What the task requires: For each line that holds "FSTAT", copy the line out.

Source data:
:::

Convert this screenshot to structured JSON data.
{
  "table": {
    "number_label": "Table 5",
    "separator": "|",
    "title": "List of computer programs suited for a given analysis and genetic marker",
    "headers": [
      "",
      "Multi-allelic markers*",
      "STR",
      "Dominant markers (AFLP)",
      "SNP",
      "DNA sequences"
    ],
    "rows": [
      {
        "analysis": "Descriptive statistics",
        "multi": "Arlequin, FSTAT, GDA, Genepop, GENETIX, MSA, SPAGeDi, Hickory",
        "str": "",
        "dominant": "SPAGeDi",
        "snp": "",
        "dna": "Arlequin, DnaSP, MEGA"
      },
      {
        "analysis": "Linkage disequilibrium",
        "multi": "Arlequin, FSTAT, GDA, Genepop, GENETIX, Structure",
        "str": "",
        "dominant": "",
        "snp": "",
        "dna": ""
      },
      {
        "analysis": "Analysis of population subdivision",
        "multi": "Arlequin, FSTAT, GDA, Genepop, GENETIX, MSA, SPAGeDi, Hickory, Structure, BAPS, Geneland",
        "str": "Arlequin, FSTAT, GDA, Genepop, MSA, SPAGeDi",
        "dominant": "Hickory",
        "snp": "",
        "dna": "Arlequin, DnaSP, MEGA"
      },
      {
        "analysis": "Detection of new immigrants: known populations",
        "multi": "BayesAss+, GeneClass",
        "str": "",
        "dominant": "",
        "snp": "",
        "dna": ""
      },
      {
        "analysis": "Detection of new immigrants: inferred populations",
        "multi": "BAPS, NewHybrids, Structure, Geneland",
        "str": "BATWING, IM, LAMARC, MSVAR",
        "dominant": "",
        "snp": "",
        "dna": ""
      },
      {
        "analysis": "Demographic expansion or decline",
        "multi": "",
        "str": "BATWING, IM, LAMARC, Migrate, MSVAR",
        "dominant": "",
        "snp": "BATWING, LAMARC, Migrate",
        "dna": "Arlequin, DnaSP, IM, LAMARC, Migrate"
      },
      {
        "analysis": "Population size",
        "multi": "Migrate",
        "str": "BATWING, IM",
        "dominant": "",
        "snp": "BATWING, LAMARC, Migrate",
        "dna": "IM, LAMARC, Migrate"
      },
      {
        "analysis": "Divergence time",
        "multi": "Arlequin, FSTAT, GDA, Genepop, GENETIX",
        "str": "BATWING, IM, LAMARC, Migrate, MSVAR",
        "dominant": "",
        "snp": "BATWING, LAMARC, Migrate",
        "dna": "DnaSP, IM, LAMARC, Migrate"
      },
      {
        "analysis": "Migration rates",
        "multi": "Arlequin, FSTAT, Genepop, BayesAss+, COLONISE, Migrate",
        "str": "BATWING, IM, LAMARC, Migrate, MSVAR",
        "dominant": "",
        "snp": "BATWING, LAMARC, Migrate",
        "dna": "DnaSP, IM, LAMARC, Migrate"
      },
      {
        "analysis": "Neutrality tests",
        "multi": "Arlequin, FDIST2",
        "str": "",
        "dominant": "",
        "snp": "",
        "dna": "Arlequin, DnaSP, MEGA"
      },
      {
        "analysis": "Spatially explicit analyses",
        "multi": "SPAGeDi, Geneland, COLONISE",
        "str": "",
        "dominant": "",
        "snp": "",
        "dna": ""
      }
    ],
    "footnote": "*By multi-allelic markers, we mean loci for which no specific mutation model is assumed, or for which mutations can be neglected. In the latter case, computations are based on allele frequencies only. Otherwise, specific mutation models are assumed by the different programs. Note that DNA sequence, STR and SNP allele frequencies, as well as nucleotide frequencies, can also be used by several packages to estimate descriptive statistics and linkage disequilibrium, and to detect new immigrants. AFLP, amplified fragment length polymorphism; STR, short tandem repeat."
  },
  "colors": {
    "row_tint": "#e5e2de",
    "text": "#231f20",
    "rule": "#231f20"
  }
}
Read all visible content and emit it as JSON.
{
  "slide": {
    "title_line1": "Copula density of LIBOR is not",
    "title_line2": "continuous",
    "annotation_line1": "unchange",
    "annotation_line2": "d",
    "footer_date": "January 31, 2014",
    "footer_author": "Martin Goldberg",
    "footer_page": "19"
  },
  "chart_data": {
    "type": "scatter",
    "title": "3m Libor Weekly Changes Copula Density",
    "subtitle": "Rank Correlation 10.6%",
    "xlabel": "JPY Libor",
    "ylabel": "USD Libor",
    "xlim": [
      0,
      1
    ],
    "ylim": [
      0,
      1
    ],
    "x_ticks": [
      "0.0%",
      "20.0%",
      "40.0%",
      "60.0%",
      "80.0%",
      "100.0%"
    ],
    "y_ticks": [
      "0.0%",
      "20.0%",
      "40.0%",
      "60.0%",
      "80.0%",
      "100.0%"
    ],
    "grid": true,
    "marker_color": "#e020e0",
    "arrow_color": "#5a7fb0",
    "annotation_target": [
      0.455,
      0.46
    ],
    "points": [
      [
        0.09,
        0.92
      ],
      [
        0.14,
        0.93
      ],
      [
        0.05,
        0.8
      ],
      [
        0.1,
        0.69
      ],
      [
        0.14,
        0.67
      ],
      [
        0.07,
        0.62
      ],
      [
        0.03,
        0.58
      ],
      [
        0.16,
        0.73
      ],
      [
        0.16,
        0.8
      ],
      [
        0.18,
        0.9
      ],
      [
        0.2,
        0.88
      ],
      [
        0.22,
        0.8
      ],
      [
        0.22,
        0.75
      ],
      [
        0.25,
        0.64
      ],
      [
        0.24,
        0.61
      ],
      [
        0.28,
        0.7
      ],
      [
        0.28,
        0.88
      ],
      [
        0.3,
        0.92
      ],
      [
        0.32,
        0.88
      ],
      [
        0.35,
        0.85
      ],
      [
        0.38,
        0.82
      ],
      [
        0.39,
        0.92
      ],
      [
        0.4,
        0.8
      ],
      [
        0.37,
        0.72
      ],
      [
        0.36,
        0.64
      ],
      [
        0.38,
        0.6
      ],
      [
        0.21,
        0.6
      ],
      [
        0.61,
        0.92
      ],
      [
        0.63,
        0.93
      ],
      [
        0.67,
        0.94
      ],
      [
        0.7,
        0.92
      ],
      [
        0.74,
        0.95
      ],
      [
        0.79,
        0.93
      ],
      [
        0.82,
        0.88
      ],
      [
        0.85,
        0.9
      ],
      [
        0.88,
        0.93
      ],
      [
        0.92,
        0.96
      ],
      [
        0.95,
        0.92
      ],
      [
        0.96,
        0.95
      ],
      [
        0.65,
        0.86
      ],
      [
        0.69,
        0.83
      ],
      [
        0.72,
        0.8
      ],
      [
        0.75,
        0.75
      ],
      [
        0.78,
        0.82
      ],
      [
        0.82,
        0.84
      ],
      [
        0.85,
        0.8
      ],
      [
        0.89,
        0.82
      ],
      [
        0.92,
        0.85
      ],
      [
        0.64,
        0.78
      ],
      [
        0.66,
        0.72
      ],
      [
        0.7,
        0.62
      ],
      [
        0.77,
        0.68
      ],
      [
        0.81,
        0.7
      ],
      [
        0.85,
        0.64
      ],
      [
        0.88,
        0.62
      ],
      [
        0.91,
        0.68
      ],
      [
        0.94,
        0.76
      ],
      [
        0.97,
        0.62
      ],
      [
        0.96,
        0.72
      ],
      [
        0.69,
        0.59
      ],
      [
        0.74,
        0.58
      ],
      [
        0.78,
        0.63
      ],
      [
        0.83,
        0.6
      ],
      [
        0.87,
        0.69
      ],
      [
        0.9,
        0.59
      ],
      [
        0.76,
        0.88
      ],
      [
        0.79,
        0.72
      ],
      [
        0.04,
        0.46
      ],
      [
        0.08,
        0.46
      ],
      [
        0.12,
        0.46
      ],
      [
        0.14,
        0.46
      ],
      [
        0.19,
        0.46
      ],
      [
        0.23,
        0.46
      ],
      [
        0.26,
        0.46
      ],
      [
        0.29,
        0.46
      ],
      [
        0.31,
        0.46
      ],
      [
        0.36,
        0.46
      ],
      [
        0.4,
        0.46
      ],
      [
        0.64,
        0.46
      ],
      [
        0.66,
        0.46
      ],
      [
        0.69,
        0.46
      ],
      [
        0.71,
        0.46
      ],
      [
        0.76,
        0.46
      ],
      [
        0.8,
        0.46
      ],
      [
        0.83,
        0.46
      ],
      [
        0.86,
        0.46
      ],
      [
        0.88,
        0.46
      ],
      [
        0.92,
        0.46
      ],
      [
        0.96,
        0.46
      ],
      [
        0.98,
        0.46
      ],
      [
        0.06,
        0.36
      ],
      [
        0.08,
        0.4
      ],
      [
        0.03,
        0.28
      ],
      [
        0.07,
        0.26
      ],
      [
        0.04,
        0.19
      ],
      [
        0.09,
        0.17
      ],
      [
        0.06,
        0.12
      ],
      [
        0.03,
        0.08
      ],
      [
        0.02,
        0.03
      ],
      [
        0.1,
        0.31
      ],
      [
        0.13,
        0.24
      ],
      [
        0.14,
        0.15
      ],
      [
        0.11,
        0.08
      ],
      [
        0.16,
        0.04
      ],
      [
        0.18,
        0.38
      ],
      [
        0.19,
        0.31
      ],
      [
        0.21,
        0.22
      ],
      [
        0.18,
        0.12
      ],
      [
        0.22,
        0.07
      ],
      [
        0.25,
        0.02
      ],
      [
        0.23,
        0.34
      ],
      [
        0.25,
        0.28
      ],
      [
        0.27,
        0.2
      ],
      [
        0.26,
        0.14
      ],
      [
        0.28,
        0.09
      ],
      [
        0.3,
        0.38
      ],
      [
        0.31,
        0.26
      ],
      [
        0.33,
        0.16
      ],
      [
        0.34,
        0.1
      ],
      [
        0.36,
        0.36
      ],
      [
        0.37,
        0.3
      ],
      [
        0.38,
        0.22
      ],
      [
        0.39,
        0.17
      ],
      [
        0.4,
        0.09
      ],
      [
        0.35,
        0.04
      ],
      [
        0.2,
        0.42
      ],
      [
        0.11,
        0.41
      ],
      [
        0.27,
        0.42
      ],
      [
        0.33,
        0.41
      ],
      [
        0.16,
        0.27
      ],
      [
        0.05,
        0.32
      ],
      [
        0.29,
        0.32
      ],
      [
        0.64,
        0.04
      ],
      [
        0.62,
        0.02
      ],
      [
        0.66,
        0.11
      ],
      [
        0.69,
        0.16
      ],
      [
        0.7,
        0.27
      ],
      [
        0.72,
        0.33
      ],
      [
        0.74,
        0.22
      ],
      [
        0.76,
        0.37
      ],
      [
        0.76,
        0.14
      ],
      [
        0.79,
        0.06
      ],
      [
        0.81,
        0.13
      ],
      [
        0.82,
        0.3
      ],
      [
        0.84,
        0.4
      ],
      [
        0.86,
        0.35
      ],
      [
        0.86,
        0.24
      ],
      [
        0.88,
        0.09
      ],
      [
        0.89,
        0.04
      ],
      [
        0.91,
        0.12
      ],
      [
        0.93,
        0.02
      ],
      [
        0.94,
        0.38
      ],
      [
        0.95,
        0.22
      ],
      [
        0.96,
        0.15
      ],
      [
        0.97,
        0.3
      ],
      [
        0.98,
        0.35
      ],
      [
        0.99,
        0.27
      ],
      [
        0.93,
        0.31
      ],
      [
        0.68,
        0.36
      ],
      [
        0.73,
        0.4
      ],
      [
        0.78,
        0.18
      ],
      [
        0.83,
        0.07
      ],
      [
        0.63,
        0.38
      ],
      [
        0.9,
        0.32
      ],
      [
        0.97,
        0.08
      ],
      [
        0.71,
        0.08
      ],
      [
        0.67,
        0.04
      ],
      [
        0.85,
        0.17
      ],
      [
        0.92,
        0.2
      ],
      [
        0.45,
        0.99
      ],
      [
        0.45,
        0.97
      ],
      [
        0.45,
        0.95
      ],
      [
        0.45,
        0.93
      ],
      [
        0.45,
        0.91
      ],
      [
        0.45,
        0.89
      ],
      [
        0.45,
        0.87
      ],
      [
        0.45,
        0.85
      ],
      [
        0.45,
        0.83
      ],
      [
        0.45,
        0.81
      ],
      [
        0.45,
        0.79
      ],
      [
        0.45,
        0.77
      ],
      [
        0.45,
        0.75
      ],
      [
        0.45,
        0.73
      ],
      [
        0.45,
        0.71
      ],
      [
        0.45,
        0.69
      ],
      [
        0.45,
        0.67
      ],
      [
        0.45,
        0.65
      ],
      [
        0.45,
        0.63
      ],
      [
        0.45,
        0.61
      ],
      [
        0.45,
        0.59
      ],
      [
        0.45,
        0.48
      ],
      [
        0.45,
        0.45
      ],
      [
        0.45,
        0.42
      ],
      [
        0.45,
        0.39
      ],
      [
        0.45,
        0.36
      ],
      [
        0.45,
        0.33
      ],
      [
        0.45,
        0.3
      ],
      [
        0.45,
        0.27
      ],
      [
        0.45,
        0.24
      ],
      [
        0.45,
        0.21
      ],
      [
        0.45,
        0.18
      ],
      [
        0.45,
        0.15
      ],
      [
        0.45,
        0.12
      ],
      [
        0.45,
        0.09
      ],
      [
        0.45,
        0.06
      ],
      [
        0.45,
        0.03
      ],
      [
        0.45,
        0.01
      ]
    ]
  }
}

:::

The output:
        "multi": "Arlequin, FSTAT, GDA, Genepop, GENETIX, MSA, SPAGeDi, Hickory",
        "multi": "Arlequin, FSTAT, GDA, Genepop, GENETIX, Structure",
        "multi": "Arlequin, FSTAT, GDA, Genepop, GENETIX, MSA, SPAGeDi, Hickory, Structure, BAPS, Geneland",
        "str": "Arlequin, FSTAT, GDA, Genepop, MSA, SPAGeDi",
        "multi": "Arlequin, FSTAT, GDA, Genepop, GENETIX",
        "multi": "Arlequin, FSTAT, Genepop, BayesAss+, COLONISE, Migrate",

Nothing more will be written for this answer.